▸ DOCUMENT EXCERPT
The New Slavery in the South -- An Autobiography

Title

The New Slavery in the South -- An Autobiography

Creator

"A Georgia Negro Peon"

Source

"A Georgia Negro Peon," "The New Slavery in the South -- An Autobiography," New York Independent, February 25, 1904.

Date

1904-02-05

Coverage

Georgia

Text

[The following article was secured by a representative of THE INDEPENDENT specially commissioned for this work. It is a reliable story, and, we believe, a typical one. It was dictated to our representative, who took the liberty to correct the narrator's errors of grammar and put it in form suitable for publication.--EDITOR.]

        I am a negro and was born some time during the war in Elbert County, Ga., and I reckon by this time I must be a little over forty years old. My mother was not married when I was born, and I never knew who my father was or anything about him. Shortly after the war my mother died, and I was left to the care of my uncle. All this happened before I was eight years old, and so I can't remember very much about it. When I was about ten years old, my uncle hired me out to Captain----. I had already learned how to plow, and was also a good hand at picking cotton. I was told that the Captain wanted me for his house-boy, and that later on he was going to train me to be his coachman. To be a coachman in those days was considered a post of honor, and, young as I was, I was glad of the chance. But I had not been at the Captain's a month before I was put to work on the farm, with some twenty or thirty other negroes--men, women and children. From the beginning the boys had the same tasks as the men and women. There was no difference. We all worked hard during the week, and would frolic on Saturday nights and often on Sundays. And everybody was happy. The men got $3 a week and the women $2. I don't know what the children got. Every week my uncle collected my money for me, but it was very little of it that I ever saw. My uncle fed and clothed me, gave me a place to sleep, and allowed me ten or fifteen cents a week for "spending change," as he called it. I must have been seventeen or eighteen years old before I got tired of that arrangement, and felt that I was man enough to be working for myself and handling my own wages. The other boys about my age and size were "drawing" their own pay, and they used to laugh at me and call me "Baby" because my old uncle was always on hand to "draw" my pay. Worked up by these things, I made a break for liberty. Unknown to my uncle or the Captain I went off to a neighboring plantation and hired myself out to another man. The new landlord agreed to give me forty cents a day and furnish me one meal. I thought that was doing fine. Bright and early one Monday morning I started for work, still not letting the others know anything about it. But they found out before sundown. The Captain came over to the new place and brought some kind of officer of the law. The officer pulled out a long piece of paper from his pocket and read it to my new employer. When this was done I heard my boss say:

        "I beg your pardon, Captain. I didn't know this nigger was bound out to you, or I wouldn't have hired him."

▸ ROWS
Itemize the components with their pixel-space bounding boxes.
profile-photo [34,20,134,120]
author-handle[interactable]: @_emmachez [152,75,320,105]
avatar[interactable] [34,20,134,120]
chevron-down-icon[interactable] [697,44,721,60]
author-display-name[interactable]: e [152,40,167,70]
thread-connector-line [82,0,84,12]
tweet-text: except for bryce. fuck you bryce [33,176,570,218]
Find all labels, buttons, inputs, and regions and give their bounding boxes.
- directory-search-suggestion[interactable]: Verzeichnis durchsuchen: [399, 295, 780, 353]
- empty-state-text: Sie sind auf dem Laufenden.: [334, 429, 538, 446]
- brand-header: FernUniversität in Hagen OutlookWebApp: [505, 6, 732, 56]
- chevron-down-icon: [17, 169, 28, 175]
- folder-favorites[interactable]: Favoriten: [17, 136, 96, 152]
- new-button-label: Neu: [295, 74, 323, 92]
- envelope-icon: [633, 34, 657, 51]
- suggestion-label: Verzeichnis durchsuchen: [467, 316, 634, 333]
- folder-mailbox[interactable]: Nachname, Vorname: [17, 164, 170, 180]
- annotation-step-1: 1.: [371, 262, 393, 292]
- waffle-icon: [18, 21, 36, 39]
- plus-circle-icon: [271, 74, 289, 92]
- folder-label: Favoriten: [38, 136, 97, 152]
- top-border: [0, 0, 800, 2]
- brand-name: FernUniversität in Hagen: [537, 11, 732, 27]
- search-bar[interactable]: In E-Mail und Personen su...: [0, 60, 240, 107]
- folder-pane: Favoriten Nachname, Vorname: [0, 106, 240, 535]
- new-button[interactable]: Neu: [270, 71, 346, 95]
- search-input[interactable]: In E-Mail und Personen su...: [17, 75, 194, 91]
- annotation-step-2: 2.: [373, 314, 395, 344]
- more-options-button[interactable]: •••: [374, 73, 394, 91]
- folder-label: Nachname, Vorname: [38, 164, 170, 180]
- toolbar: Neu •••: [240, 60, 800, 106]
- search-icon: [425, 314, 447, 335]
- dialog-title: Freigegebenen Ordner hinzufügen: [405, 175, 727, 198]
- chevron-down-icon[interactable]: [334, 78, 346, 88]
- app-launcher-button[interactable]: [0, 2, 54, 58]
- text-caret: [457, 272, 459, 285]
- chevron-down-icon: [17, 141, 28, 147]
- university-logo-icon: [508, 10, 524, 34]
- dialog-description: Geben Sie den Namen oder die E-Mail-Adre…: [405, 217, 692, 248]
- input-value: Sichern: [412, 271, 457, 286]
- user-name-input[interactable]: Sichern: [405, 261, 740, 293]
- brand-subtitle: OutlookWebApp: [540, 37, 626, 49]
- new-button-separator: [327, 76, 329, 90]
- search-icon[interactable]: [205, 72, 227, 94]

▸ REQUIRED TASKS
a - Using the autobiography excerpt, decide whether each statement agrees with it. Answer yes or no for each and quote the deciding words. (i) On the Captain's farm, the men were paid more per week than the women. (ii) The new landlord promised the narrator two meals a day. (iii) The narrator was about ten years old when his uncle hired him out to the Captain.
b - According to the autobiography excerpt, how much did the narrator's uncle give him each week for "spending change"?
The items above come from a separate source and are unrelated to the autobiography excerpt.

▸ ANSWERS FOR THIS EXERCISE
a -
(i) Yes: "The men got $3 a week and the women $2."
(ii) No: "The new landlord agreed to give me forty cents a day and furnish me one meal."
(iii) Yes: "When I was about ten years old, my uncle hired me out"

b - Ten or fifteen cents a week.